* BEGIN Items *

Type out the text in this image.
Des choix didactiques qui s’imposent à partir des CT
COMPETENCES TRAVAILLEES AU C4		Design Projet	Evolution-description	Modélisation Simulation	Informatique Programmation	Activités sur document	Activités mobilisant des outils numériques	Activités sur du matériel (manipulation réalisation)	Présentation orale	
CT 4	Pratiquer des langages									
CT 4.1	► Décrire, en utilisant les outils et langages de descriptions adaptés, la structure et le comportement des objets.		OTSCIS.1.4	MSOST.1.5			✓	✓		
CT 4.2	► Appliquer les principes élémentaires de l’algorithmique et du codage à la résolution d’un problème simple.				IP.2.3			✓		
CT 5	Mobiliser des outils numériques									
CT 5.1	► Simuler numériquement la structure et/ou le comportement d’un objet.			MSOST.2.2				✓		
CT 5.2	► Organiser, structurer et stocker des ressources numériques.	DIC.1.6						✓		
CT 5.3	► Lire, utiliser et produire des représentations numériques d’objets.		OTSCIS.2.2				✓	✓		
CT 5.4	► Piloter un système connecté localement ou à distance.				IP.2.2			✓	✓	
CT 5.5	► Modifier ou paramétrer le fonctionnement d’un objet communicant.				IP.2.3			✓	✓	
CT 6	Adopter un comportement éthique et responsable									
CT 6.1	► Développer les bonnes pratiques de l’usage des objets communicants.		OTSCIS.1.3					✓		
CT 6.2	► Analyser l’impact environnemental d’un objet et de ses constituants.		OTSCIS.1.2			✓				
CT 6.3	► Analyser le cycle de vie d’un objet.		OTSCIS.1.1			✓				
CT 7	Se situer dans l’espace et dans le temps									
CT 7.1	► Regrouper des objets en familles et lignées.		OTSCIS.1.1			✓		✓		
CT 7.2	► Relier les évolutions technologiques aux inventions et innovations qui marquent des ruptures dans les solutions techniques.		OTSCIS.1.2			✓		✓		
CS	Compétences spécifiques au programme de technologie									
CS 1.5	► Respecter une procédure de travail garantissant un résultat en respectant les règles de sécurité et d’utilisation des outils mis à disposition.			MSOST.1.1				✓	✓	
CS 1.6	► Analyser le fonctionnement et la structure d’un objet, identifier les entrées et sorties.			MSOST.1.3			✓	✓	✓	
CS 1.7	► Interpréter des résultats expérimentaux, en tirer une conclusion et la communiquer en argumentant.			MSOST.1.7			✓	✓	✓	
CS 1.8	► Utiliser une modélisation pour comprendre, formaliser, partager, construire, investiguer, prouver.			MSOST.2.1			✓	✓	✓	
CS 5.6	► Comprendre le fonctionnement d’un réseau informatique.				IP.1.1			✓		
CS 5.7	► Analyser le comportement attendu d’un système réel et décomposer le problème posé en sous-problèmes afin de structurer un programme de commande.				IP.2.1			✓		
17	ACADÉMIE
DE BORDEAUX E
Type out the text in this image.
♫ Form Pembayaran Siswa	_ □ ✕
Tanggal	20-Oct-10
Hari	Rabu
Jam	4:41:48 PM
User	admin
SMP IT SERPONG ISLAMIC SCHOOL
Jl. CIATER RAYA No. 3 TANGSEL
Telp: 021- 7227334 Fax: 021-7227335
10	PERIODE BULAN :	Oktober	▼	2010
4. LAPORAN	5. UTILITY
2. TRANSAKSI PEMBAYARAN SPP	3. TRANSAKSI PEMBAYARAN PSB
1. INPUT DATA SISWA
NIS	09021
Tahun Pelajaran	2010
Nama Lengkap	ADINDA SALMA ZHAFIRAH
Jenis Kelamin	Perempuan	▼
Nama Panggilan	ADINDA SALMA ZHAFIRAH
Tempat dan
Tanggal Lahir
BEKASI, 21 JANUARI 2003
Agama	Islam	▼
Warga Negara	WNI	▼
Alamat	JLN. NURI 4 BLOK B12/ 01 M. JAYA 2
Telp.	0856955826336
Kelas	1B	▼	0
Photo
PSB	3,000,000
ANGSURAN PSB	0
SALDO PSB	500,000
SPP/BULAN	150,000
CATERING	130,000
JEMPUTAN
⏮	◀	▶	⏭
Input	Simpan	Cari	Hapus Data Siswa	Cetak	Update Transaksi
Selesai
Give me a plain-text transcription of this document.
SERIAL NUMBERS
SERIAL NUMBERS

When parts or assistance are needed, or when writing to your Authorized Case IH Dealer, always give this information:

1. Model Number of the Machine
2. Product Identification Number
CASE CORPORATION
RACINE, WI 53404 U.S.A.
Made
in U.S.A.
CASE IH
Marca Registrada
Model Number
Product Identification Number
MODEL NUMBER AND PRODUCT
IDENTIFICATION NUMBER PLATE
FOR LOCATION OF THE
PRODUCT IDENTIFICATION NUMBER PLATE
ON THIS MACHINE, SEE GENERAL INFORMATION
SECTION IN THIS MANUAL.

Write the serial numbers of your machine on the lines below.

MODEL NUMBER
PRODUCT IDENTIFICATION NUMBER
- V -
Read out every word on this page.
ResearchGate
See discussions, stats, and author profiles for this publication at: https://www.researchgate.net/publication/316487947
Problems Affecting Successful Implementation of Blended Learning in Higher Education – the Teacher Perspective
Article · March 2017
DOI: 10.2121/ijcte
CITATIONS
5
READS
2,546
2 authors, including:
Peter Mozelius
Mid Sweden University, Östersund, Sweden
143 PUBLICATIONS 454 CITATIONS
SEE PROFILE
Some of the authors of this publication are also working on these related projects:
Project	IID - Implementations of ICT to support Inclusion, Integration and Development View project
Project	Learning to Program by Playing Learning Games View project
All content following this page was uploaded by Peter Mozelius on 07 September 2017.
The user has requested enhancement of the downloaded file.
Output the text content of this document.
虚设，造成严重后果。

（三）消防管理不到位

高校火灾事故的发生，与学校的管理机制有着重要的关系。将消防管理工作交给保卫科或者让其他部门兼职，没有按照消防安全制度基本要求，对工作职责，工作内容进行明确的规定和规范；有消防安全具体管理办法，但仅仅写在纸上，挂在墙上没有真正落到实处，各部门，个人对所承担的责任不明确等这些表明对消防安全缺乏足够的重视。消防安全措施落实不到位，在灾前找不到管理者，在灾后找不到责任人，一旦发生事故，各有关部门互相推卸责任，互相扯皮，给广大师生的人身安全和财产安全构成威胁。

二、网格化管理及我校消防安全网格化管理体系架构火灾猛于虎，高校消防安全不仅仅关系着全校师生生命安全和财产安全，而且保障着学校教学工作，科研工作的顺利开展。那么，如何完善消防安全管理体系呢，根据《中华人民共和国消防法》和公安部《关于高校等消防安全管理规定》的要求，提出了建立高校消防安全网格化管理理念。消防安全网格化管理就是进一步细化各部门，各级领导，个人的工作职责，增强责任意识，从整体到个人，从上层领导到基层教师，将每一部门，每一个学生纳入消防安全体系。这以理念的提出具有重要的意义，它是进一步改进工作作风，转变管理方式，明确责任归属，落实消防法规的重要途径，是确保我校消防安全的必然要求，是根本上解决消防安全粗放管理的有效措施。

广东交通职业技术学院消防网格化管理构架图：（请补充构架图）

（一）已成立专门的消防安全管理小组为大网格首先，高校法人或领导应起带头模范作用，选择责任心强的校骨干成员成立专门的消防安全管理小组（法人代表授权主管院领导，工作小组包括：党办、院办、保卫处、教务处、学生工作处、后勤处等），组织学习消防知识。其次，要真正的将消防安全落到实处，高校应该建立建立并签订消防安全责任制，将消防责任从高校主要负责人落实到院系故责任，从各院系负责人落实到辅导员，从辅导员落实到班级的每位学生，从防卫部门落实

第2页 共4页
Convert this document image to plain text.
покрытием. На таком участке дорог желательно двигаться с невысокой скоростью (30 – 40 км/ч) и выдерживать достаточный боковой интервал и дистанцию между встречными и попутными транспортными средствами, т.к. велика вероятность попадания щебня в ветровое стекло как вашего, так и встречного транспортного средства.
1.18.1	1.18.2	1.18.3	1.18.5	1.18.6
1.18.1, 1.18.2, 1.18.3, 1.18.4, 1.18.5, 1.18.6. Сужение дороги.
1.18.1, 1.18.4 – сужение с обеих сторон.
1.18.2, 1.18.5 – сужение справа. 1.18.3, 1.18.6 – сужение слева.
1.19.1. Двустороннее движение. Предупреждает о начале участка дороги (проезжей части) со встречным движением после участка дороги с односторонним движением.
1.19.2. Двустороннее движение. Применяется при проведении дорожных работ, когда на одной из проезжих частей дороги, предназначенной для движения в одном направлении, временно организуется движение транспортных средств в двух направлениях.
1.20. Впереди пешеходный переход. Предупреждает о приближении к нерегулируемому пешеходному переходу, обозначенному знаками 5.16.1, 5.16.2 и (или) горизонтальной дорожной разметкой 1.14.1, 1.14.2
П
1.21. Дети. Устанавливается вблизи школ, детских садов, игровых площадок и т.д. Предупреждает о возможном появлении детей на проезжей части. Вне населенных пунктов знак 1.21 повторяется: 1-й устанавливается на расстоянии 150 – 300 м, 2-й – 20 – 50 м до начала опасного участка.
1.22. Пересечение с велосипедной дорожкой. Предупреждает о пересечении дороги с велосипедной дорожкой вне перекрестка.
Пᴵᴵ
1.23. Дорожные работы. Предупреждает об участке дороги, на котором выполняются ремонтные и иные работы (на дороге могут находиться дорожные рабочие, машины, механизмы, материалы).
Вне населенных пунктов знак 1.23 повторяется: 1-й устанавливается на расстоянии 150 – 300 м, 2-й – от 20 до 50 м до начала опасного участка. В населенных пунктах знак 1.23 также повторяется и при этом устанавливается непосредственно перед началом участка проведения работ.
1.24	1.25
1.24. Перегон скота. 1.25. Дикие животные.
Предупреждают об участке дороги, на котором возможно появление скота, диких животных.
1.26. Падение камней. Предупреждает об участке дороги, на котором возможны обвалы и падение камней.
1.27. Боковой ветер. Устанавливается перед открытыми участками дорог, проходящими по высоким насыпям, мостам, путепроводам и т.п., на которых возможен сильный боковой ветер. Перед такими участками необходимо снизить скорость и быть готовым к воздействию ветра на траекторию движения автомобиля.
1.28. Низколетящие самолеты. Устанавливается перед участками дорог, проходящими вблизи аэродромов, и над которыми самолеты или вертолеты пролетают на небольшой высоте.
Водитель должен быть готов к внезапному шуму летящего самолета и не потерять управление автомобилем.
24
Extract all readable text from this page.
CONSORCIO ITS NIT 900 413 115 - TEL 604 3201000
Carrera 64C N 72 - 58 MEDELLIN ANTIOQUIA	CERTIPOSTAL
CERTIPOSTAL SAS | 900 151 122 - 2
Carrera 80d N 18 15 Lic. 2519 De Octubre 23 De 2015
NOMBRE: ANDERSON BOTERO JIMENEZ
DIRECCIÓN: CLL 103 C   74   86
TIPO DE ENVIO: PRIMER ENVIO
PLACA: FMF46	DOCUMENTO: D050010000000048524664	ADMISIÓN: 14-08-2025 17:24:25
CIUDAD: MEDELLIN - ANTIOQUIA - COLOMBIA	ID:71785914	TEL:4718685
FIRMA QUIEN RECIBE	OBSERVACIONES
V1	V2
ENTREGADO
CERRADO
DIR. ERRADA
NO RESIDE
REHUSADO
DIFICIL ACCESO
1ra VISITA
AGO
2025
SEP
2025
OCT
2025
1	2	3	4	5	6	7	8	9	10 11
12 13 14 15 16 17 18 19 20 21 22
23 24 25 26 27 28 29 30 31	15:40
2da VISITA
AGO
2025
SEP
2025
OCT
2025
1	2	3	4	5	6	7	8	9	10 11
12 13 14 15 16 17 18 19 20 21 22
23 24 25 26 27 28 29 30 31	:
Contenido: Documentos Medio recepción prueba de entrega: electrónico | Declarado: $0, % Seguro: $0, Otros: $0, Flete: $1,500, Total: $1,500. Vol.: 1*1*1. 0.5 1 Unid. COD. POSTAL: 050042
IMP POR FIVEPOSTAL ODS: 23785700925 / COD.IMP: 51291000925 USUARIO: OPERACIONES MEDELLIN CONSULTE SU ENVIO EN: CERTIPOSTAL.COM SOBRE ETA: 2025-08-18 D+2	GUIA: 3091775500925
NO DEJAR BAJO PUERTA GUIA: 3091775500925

* END Items *

_Your instructions:_
Which lines of the data above contain "objets"? Copy each one.

_Full response:_
CT 4.1	► Décrire, en utilisant les outils et langages de descriptions adaptés, la structure et le comportement des objets.		OTSCIS.1.4	MSOST.1.5			✓	✓		
CT 5.3	► Lire, utiliser et produire des représentations numériques d’objets.		OTSCIS.2.2				✓	✓		
CT 6.1	► Développer les bonnes pratiques de l’usage des objets communicants.		OTSCIS.1.3					✓		
CT 7.1	► Regrouper des objets en familles et lignées.		OTSCIS.1.1			✓		✓		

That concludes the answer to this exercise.